# Work required
Your task is to repeat the entries underneath exactly, minus the pictures.
___ Extracted entries ___
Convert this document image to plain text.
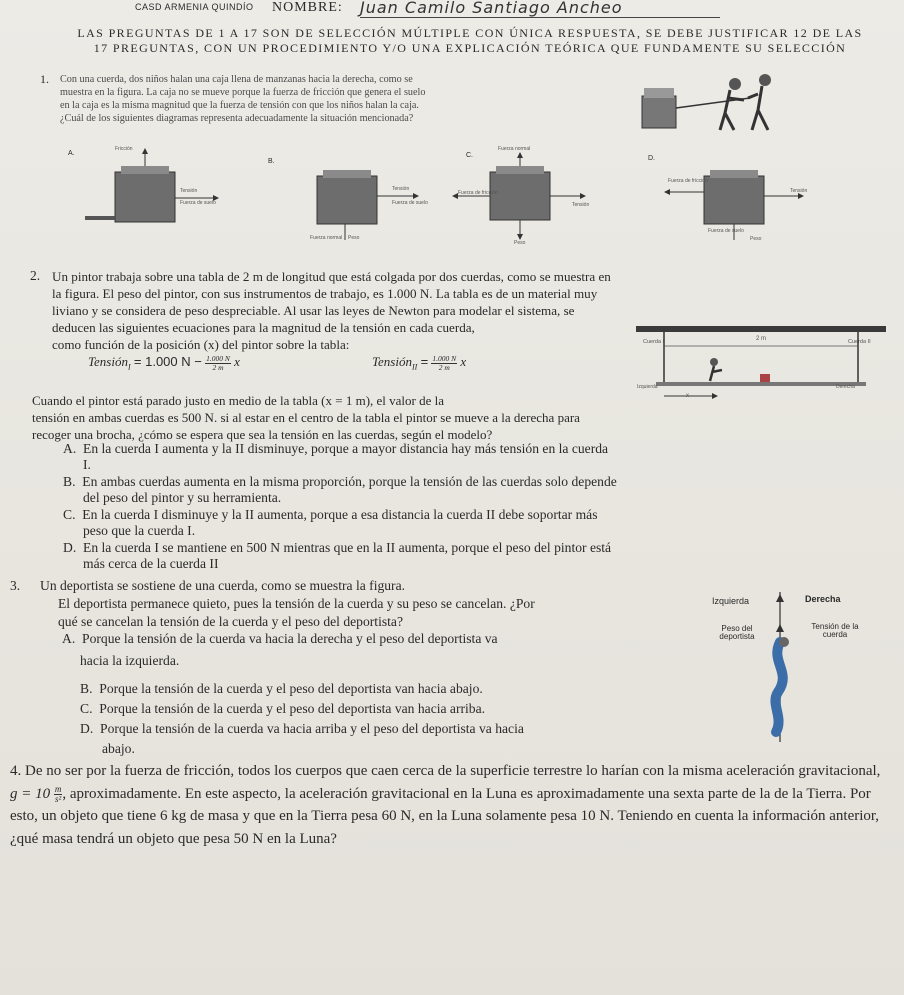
CASD ARMENIA QUINDÍO NOMBRE: Juan Camilo Santiago Ancheo
LAS PREGUNTAS DE 1 A 17 SON DE SELECCIÓN MÚLTIPLE CON ÚNICA RESPUESTA, SE DEBE JUSTIFICAR 12 DE LAS 17 PREGUNTAS, CON UN PROCEDIMIENTO Y/O UNA EXPLICACIÓN TEÓRICA QUE FUNDAMENTE SU SELECCIÓN
1. Con una cuerda, dos niños halan una caja llena de manzanas hacia la derecha, como se
muestra en la figura. La caja no se mueve porque la fuerza de fricción que genera el suelo
en la caja es la misma magnitud que la fuerza de tensión con que los niños halan la caja.
¿Cuál de los siguientes diagramas representa adecuadamente la situación mencionada?
A.
Fricción
Tensión
Fuerza de suelo
B.
Tensión
Fuerza de suelo
Fuerza normal Peso
C.
Fuerza normal
Fuerza de fricción
Tensión
Peso
D.
Fuerza de fricción
Tensión
Fuerza de suelo
Peso
2. Un pintor trabaja sobre una tabla de 2 m de longitud que está colgada por dos cuerdas, como se muestra en
la figura. El peso del pintor, con sus instrumentos de trabajo, es 1.000 N. La tabla es de un material muy
liviano y se considera de peso despreciable. Al usar las leyes de Newton para modelar el sistema, se
deducen las siguientes ecuaciones para la magnitud de la tensión en cada cuerda,
como función de la posición (x) del pintor sobre la tabla:
Tensión$_I$ = 1.000 $N - \frac{1.000 N}{2 m}$ x	Tensión$_{II}$ = $\frac{1.000 N}{2 m}$ x
Cuerda I	Cuerda II
2 m
Izquierda	Derecha
x
Cuando el pintor está parado justo en medio de la tabla (x = 1 m), el valor de la
tensión en ambas cuerdas es 500 N. si al estar en el centro de la tabla el pintor se mueve a la derecha para
recoger una brocha, ¿cómo se espera que sea la tensión en las cuerdas, según el modelo?
A. En la cuerda I aumenta y la II disminuye, porque a mayor distancia hay más tensión en la cuerda
I.
B. En ambas cuerdas aumenta en la misma proporción, porque la tensión de las cuerdas solo depende
del peso del pintor y su herramienta.
C. En la cuerda I disminuye y la II aumenta, porque a esa distancia la cuerda II debe soportar más
peso que la cuerda I.
D. En la cuerda I se mantiene en 500 N mientras que en la II aumenta, porque el peso del pintor está
más cerca de la cuerda II
3. Un deportista se sostiene de una cuerda, como se muestra la figura.
El deportista permanece quieto, pues la tensión de la cuerda y su peso se cancelan. ¿Por
qué se cancelan la tensión de la cuerda y el peso del deportista?
Izquierda	Derecha
Peso del deportista
Tensión de la cuerda
A. Porque la tensión de la cuerda va hacia la derecha y el peso del deportista va
hacia la izquierda.
B. Porque la tensión de la cuerda y el peso del deportista van hacia abajo.
C. Porque la tensión de la cuerda y el peso del deportista van hacia arriba.
D. Porque la tensión de la cuerda va hacia arriba y el peso del deportista va hacia
abajo.
4. De no ser por la fuerza de fricción, todos los cuerpos que caen cerca de la superficie terrestre lo harían con la misma aceleración gravitacional, $g = 10 \frac{m}{\text{s²}}$ , aproximadamente. En este aspecto, la aceleración gravitacional en la Luna es aproximadamente una sexta parte de la de la Tierra. Por esto, un objeto que tiene 6 kg de masa y que en la Tierra pesa 60 N, en la Luna solamente pesa 10 N. Teniendo en cuenta la información anterior, ¿qué masa tendrá un objeto que pesa 50 N en la Luna?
___
# Response for this exercise
Convert this document image to plain text.
CASD ARMENIA QUINDÍO NOMBRE: Juan Camilo Santiago Ancheo
LAS PREGUNTAS DE 1 A 17 SON DE SELECCIÓN MÚLTIPLE CON ÚNICA RESPUESTA, SE DEBE JUSTIFICAR 12 DE LAS 17 PREGUNTAS, CON UN PROCEDIMIENTO Y/O UNA EXPLICACIÓN TEÓRICA QUE FUNDAMENTE SU SELECCIÓN
1. Con una cuerda, dos niños halan una caja llena de manzanas hacia la derecha, como se
muestra en la figura. La caja no se mueve porque la fuerza de fricción que genera el suelo
en la caja es la misma magnitud que la fuerza de tensión con que los niños halan la caja.
¿Cuál de los siguientes diagramas representa adecuadamente la situación mencionada?
A.
Fricción
Tensión
Fuerza de suelo
B.
Tensión
Fuerza de suelo
Fuerza normal Peso
C.
Fuerza normal
Fuerza de fricción
Tensión
Peso
D.
Fuerza de fricción
Tensión
Fuerza de suelo
Peso
2. Un pintor trabaja sobre una tabla de 2 m de longitud que está colgada por dos cuerdas, como se muestra en
la figura. El peso del pintor, con sus instrumentos de trabajo, es 1.000 N. La tabla es de un material muy
liviano y se considera de peso despreciable. Al usar las leyes de Newton para modelar el sistema, se
deducen las siguientes ecuaciones para la magnitud de la tensión en cada cuerda,
como función de la posición (x) del pintor sobre la tabla:
Tensión$_I$ = 1.000 $N - \frac{1.000 N}{2 m}$ x	Tensión$_{II}$ = $\frac{1.000 N}{2 m}$ x
Cuerda I	Cuerda II
2 m
Izquierda	Derecha
x
Cuando el pintor está parado justo en medio de la tabla (x = 1 m), el valor de la
tensión en ambas cuerdas es 500 N. si al estar en el centro de la tabla el pintor se mueve a la derecha para
recoger una brocha, ¿cómo se espera que sea la tensión en las cuerdas, según el modelo?
A. En la cuerda I aumenta y la II disminuye, porque a mayor distancia hay más tensión en la cuerda
I.
B. En ambas cuerdas aumenta en la misma proporción, porque la tensión de las cuerdas solo depende
del peso del pintor y su herramienta.
C. En la cuerda I disminuye y la II aumenta, porque a esa distancia la cuerda II debe soportar más
peso que la cuerda I.
D. En la cuerda I se mantiene en 500 N mientras que en la II aumenta, porque el peso del pintor está
más cerca de la cuerda II
3. Un deportista se sostiene de una cuerda, como se muestra la figura.
El deportista permanece quieto, pues la tensión de la cuerda y su peso se cancelan. ¿Por
qué se cancelan la tensión de la cuerda y el peso del deportista?
Izquierda	Derecha
Peso del deportista
Tensión de la cuerda
A. Porque la tensión de la cuerda va hacia la derecha y el peso del deportista va
hacia la izquierda.
B. Porque la tensión de la cuerda y el peso del deportista van hacia abajo.
C. Porque la tensión de la cuerda y el peso del deportista van hacia arriba.
D. Porque la tensión de la cuerda va hacia arriba y el peso del deportista va hacia
abajo.
4. De no ser por la fuerza de fricción, todos los cuerpos que caen cerca de la superficie terrestre lo harían con la misma aceleración gravitacional, $g = 10 \frac{m}{\text{s²}}$ , aproximadamente. En este aspecto, la aceleración gravitacional en la Luna es aproximadamente una sexta parte de la de la Tierra. Por esto, un objeto que tiene 6 kg de masa y que en la Tierra pesa 60 N, en la Luna solamente pesa 10 N. Teniendo en cuenta la información anterior, ¿qué masa tendrá un objeto que pesa 50 N en la Luna?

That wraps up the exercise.